All of the material should be reproduced exactly, with pictures left out.

[Data records]
[Begin]

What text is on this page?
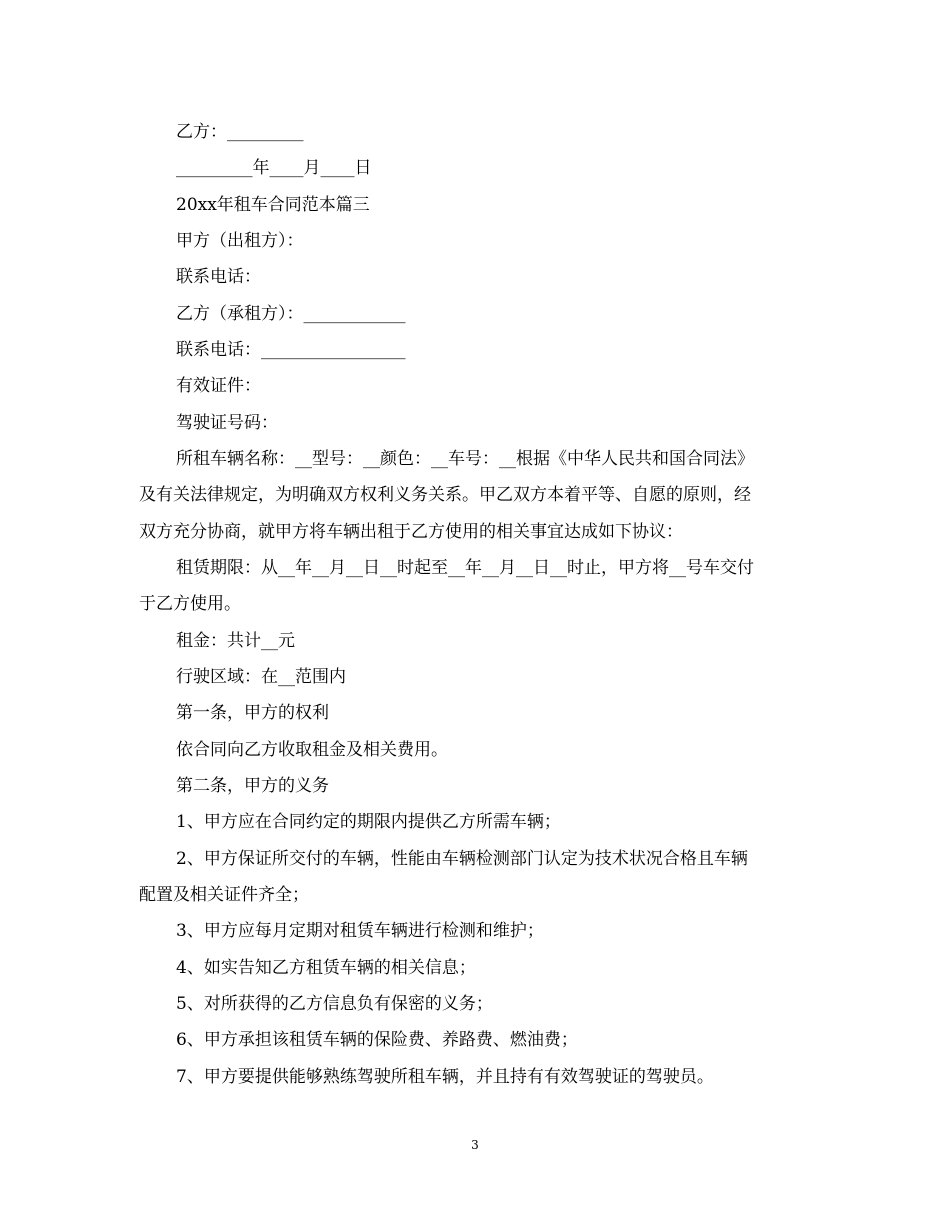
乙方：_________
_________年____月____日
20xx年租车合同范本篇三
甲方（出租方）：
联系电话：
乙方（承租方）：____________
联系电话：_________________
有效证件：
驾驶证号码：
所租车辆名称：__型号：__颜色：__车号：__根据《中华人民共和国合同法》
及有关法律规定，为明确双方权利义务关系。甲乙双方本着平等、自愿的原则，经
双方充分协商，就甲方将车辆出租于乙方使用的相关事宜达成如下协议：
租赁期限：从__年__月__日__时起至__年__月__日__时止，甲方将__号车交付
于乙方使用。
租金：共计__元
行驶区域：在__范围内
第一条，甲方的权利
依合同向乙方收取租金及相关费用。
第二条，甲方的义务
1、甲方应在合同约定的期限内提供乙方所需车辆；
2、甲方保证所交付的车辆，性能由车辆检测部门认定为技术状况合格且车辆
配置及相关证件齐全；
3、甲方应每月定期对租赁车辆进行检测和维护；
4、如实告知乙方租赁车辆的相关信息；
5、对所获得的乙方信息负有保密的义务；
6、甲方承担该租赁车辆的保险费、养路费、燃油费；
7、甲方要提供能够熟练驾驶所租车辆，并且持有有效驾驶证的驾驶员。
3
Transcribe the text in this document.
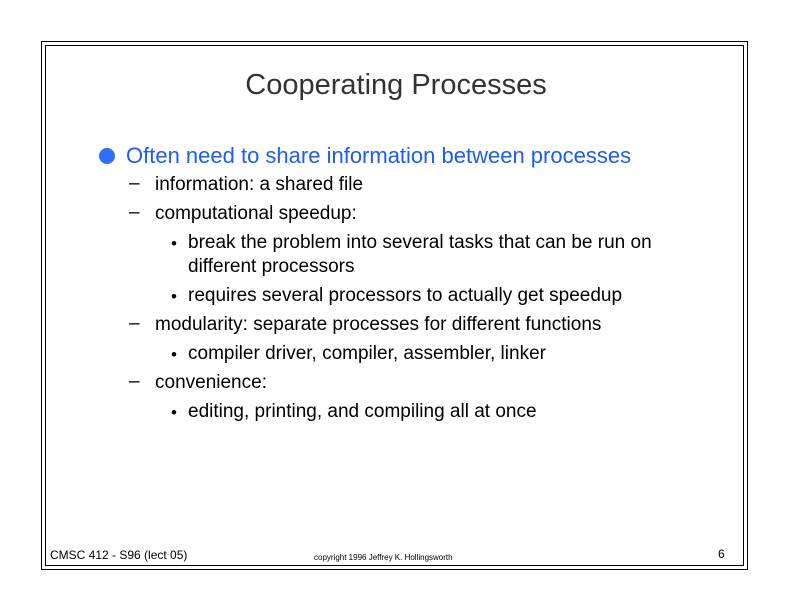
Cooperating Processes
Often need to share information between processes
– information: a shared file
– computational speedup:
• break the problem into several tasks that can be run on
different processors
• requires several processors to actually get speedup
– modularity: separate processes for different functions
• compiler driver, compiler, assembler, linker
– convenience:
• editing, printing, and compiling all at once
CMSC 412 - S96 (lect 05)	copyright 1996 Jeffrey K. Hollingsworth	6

[End]

[COMPLETED EXERCISE]:
What text is on this page?
乙方：_________
_________年____月____日
20xx年租车合同范本篇三
甲方（出租方）：
联系电话：
乙方（承租方）：____________
联系电话：_________________
有效证件：
驾驶证号码：
所租车辆名称：__型号：__颜色：__车号：__根据《中华人民共和国合同法》
及有关法律规定，为明确双方权利义务关系。甲乙双方本着平等、自愿的原则，经
双方充分协商，就甲方将车辆出租于乙方使用的相关事宜达成如下协议：
租赁期限：从__年__月__日__时起至__年__月__日__时止，甲方将__号车交付
于乙方使用。
租金：共计__元
行驶区域：在__范围内
第一条，甲方的权利
依合同向乙方收取租金及相关费用。
第二条，甲方的义务
1、甲方应在合同约定的期限内提供乙方所需车辆；
2、甲方保证所交付的车辆，性能由车辆检测部门认定为技术状况合格且车辆
配置及相关证件齐全；
3、甲方应每月定期对租赁车辆进行检测和维护；
4、如实告知乙方租赁车辆的相关信息；
5、对所获得的乙方信息负有保密的义务；
6、甲方承担该租赁车辆的保险费、养路费、燃油费；
7、甲方要提供能够熟练驾驶所租车辆，并且持有有效驾驶证的驾驶员。
3
Transcribe the text in this document.
Cooperating Processes
Often need to share information between processes
– information: a shared file
– computational speedup:
• break the problem into several tasks that can be run on
different processors
• requires several processors to actually get speedup
– modularity: separate processes for different functions
• compiler driver, compiler, assembler, linker
– convenience:
• editing, printing, and compiling all at once
CMSC 412 - S96 (lect 05)	copyright 1996 Jeffrey K. Hollingsworth	6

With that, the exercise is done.